* Begin *

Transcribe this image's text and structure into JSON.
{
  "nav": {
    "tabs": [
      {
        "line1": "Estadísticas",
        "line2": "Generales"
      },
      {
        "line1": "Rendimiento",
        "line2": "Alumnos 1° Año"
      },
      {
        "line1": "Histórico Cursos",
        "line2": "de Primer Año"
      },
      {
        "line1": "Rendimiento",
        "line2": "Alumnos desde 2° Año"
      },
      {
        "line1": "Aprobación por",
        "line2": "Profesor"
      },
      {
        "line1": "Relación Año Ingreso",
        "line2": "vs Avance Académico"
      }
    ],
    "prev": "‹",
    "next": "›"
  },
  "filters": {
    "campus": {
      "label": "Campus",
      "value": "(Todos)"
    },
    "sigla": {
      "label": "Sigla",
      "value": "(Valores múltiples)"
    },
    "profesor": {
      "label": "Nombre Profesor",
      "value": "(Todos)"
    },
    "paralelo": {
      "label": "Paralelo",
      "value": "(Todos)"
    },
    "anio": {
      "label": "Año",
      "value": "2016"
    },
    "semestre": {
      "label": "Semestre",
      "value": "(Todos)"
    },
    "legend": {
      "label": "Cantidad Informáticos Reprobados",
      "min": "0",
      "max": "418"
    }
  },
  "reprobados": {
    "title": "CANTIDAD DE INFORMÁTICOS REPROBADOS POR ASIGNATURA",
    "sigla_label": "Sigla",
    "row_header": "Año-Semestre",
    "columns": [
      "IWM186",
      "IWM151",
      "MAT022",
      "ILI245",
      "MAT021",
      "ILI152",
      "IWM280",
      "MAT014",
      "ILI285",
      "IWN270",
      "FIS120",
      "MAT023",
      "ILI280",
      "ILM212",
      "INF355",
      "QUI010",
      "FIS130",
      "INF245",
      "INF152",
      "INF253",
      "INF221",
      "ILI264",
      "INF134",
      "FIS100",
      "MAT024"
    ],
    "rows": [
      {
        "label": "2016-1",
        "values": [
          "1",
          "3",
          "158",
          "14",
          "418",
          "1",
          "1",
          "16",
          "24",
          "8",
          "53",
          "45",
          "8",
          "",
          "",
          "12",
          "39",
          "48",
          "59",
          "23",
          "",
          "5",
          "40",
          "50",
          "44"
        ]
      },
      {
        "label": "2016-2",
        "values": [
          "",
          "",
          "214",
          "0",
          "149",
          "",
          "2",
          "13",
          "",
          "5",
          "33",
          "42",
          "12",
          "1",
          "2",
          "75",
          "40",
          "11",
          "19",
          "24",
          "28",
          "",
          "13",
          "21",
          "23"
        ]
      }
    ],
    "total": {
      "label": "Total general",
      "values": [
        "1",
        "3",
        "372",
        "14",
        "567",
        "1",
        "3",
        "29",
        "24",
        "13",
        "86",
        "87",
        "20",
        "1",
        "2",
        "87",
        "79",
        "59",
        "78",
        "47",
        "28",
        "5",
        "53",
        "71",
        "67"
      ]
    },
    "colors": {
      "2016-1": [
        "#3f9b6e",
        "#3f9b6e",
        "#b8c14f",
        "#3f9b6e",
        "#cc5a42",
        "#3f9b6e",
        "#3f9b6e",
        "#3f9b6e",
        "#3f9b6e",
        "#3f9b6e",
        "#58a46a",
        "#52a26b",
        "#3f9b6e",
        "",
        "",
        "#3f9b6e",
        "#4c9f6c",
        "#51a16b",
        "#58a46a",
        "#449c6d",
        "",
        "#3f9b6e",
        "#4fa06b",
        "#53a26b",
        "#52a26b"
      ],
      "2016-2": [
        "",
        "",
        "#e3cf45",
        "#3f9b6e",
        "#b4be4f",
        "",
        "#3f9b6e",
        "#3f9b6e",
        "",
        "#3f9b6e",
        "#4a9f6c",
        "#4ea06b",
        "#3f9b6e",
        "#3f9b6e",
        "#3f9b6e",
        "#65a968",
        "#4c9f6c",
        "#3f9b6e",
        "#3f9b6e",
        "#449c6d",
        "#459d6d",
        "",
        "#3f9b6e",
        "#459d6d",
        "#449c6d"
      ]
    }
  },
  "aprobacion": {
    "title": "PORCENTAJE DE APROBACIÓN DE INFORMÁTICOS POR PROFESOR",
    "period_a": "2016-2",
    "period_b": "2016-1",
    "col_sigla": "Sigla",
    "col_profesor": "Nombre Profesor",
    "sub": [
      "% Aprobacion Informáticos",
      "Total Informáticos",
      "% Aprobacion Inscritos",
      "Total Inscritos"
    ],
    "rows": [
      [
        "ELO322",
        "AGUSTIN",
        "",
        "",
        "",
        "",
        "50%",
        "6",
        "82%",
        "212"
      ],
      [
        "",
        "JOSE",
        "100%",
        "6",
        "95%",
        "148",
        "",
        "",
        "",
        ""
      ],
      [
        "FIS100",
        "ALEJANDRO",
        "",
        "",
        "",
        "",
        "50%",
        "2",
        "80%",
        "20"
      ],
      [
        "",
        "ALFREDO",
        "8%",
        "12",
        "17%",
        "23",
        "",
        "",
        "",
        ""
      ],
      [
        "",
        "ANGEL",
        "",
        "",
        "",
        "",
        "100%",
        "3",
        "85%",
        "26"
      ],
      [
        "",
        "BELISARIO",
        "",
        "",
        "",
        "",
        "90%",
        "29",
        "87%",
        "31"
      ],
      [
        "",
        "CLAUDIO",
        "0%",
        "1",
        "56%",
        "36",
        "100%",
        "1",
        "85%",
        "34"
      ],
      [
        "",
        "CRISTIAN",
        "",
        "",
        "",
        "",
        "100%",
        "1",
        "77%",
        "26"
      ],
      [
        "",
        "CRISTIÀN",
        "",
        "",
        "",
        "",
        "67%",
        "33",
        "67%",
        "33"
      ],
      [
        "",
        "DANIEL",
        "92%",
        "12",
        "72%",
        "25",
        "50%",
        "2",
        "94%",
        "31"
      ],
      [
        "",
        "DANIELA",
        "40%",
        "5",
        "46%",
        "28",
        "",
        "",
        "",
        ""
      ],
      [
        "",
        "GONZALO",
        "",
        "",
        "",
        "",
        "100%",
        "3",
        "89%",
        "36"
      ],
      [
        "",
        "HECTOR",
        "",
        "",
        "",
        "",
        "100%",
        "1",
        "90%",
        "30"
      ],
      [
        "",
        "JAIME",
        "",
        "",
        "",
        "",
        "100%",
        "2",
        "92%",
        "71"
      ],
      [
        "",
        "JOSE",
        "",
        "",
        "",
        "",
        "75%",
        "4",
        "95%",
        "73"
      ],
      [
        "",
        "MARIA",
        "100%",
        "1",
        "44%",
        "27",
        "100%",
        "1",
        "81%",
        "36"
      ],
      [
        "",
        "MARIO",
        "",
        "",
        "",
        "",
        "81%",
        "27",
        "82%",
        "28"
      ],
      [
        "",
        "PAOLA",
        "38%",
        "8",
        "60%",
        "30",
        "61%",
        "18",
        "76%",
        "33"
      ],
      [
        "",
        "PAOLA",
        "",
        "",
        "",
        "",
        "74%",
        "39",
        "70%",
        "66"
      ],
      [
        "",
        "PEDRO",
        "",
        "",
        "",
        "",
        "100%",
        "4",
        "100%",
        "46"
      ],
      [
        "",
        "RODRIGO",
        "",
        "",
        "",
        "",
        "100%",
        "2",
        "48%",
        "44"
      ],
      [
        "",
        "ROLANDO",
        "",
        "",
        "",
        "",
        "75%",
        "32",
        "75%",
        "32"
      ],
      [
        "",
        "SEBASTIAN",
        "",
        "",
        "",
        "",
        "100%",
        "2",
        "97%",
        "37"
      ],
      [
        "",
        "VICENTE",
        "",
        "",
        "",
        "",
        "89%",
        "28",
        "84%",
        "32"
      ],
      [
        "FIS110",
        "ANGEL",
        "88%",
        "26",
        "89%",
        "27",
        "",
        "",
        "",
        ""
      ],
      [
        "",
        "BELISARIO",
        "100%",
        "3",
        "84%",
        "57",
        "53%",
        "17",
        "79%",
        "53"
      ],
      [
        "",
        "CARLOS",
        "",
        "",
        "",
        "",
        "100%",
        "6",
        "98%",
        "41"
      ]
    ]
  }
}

* End *

_Task to carry out_
Find the lines holding "Nombre" and list every one.

_Response_
      "label": "Nombre Profesor",
    "col_profesor": "Nombre Profesor",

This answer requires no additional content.